Aim. Which lines contain the word "uper"? Return each of them as written.

Records excerpted from a collection:

___

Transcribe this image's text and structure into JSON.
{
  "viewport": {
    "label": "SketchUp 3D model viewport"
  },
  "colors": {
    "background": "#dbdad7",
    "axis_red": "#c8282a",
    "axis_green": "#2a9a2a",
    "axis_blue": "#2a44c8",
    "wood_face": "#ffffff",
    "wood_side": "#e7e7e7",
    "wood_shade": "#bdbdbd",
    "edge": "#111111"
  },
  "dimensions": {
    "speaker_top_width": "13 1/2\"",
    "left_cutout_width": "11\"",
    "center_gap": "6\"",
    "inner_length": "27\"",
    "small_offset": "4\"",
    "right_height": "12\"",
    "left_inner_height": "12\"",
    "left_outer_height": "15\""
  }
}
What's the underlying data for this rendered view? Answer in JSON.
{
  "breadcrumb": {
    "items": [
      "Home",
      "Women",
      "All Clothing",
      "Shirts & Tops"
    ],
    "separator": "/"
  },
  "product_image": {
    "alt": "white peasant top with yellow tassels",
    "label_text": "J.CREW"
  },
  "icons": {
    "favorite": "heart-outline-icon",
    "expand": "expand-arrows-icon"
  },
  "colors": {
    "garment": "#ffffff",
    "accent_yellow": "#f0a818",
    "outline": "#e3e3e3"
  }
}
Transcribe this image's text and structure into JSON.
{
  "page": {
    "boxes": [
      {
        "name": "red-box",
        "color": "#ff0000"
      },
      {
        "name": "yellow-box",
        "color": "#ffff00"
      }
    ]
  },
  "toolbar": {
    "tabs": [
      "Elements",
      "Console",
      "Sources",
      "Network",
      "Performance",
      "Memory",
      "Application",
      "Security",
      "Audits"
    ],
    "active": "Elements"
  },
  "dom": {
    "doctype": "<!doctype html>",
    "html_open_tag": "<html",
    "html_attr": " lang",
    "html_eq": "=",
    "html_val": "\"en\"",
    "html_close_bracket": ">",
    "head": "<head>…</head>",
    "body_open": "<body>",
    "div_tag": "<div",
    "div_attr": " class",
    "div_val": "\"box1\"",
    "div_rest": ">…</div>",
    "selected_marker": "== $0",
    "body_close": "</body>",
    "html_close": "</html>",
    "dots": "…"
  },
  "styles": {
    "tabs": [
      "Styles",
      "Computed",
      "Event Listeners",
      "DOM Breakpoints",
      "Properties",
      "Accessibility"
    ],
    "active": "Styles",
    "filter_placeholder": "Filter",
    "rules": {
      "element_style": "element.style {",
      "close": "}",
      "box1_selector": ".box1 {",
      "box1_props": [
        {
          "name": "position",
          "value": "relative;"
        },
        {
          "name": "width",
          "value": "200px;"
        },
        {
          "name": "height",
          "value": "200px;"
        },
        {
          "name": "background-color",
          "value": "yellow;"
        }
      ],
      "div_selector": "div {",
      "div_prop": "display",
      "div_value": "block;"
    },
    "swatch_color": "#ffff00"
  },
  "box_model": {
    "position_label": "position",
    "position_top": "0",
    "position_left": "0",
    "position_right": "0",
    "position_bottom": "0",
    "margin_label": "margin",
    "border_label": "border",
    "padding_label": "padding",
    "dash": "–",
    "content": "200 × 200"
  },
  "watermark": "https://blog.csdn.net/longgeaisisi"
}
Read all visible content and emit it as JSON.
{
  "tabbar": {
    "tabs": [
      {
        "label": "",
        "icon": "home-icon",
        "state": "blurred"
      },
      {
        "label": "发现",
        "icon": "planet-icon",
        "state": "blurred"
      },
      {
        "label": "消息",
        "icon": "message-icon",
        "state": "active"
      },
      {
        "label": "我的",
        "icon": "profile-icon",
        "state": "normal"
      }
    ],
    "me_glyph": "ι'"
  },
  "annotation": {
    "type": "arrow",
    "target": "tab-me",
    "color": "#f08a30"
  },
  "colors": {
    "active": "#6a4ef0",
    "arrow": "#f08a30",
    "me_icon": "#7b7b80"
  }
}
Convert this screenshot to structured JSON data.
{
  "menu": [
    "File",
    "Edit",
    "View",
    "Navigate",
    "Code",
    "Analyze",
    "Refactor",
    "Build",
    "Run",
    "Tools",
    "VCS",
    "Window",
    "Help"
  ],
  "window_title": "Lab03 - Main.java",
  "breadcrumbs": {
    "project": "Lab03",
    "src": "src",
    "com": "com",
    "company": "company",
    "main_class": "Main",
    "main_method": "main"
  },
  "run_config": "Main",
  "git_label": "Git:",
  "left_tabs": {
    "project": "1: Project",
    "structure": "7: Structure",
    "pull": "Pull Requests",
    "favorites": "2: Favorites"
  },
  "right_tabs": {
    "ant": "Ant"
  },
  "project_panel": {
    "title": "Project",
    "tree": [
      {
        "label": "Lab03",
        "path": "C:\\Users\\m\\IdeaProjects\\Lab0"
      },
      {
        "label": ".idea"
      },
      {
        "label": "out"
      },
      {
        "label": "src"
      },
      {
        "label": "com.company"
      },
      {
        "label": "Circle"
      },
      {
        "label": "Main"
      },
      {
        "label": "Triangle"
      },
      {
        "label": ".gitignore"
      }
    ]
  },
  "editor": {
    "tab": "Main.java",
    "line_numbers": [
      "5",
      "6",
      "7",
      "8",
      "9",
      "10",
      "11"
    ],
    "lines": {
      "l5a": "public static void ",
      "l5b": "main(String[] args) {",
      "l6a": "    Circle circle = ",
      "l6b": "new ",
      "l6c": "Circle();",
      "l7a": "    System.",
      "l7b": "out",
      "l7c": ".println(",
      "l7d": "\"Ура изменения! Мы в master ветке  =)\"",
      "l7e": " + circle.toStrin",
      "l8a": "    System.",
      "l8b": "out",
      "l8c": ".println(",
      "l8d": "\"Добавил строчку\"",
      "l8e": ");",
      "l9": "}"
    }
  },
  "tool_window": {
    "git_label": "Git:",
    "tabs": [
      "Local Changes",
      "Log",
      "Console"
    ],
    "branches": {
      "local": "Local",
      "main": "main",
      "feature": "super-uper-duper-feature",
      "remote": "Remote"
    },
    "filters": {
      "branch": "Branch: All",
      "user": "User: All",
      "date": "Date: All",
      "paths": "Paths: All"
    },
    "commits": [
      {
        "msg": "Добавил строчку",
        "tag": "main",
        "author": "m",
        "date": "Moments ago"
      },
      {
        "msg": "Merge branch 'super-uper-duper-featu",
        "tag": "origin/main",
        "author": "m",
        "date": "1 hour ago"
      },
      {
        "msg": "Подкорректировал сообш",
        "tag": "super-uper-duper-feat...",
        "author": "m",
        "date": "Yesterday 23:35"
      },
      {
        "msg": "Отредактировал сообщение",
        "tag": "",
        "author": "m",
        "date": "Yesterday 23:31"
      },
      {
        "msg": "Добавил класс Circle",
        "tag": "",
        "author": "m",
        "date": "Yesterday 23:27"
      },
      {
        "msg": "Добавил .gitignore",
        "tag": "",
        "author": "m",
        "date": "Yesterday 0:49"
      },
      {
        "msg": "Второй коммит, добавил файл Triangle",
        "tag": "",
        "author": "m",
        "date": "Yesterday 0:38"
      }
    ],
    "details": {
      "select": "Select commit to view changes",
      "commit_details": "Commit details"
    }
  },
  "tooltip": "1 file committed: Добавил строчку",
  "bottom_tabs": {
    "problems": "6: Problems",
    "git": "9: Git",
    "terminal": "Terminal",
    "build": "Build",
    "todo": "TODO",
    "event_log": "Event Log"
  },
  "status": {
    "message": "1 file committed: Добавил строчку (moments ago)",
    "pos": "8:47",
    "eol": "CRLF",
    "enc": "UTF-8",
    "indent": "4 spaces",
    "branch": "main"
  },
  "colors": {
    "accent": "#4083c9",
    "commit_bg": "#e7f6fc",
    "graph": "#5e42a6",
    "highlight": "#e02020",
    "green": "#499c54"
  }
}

___

Solution below.
      "feature": "super-uper-duper-feature",
        "msg": "Merge branch 'super-uper-duper-featu",
        "tag": "super-uper-duper-feat...",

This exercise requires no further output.